━━━ EXCERPTED DATA
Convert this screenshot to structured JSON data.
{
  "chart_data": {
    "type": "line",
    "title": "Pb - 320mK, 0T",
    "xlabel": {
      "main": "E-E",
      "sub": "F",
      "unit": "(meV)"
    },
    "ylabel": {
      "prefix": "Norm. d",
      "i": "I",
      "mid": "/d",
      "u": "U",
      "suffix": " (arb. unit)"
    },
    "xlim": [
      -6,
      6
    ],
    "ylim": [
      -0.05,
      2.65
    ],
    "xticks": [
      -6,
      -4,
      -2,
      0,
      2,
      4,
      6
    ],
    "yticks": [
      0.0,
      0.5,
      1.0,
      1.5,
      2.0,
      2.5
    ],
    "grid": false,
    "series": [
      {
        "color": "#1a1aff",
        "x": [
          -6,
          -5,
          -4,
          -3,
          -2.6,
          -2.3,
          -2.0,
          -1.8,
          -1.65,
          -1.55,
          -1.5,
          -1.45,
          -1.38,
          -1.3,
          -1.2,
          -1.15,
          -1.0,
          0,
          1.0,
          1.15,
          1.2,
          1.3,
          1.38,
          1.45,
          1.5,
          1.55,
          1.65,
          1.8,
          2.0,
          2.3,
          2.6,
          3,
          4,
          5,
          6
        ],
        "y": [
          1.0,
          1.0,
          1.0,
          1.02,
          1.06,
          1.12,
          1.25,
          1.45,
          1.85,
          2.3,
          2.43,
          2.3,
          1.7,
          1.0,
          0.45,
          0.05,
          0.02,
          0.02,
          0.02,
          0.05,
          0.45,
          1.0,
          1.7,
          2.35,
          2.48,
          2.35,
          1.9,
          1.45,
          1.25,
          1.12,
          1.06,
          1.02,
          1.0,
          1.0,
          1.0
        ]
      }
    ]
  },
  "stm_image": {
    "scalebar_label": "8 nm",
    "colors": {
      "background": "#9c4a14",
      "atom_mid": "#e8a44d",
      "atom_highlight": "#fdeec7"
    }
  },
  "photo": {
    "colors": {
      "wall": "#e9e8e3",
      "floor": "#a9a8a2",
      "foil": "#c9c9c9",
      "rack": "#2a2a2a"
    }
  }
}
━━━━━━
● **INSTRUCTIONS FOR THE TASK**
Quote all of the entries verbatim.

● **SOLVED PROBLEM**
Convert this screenshot to structured JSON data.
{
  "chart_data": {
    "type": "line",
    "title": "Pb - 320mK, 0T",
    "xlabel": {
      "main": "E-E",
      "sub": "F",
      "unit": "(meV)"
    },
    "ylabel": {
      "prefix": "Norm. d",
      "i": "I",
      "mid": "/d",
      "u": "U",
      "suffix": " (arb. unit)"
    },
    "xlim": [
      -6,
      6
    ],
    "ylim": [
      -0.05,
      2.65
    ],
    "xticks": [
      -6,
      -4,
      -2,
      0,
      2,
      4,
      6
    ],
    "yticks": [
      0.0,
      0.5,
      1.0,
      1.5,
      2.0,
      2.5
    ],
    "grid": false,
    "series": [
      {
        "color": "#1a1aff",
        "x": [
          -6,
          -5,
          -4,
          -3,
          -2.6,
          -2.3,
          -2.0,
          -1.8,
          -1.65,
          -1.55,
          -1.5,
          -1.45,
          -1.38,
          -1.3,
          -1.2,
          -1.15,
          -1.0,
          0,
          1.0,
          1.15,
          1.2,
          1.3,
          1.38,
          1.45,
          1.5,
          1.55,
          1.65,
          1.8,
          2.0,
          2.3,
          2.6,
          3,
          4,
          5,
          6
        ],
        "y": [
          1.0,
          1.0,
          1.0,
          1.02,
          1.06,
          1.12,
          1.25,
          1.45,
          1.85,
          2.3,
          2.43,
          2.3,
          1.7,
          1.0,
          0.45,
          0.05,
          0.02,
          0.02,
          0.02,
          0.05,
          0.45,
          1.0,
          1.7,
          2.35,
          2.48,
          2.35,
          1.9,
          1.45,
          1.25,
          1.12,
          1.06,
          1.02,
          1.0,
          1.0,
          1.0
        ]
      }
    ]
  },
  "stm_image": {
    "scalebar_label": "8 nm",
    "colors": {
      "background": "#9c4a14",
      "atom_mid": "#e8a44d",
      "atom_highlight": "#fdeec7"
    }
  },
  "photo": {
    "colors": {
      "wall": "#e9e8e3",
      "floor": "#a9a8a2",
      "foil": "#c9c9c9",
      "rack": "#2a2a2a"
    }
  }
}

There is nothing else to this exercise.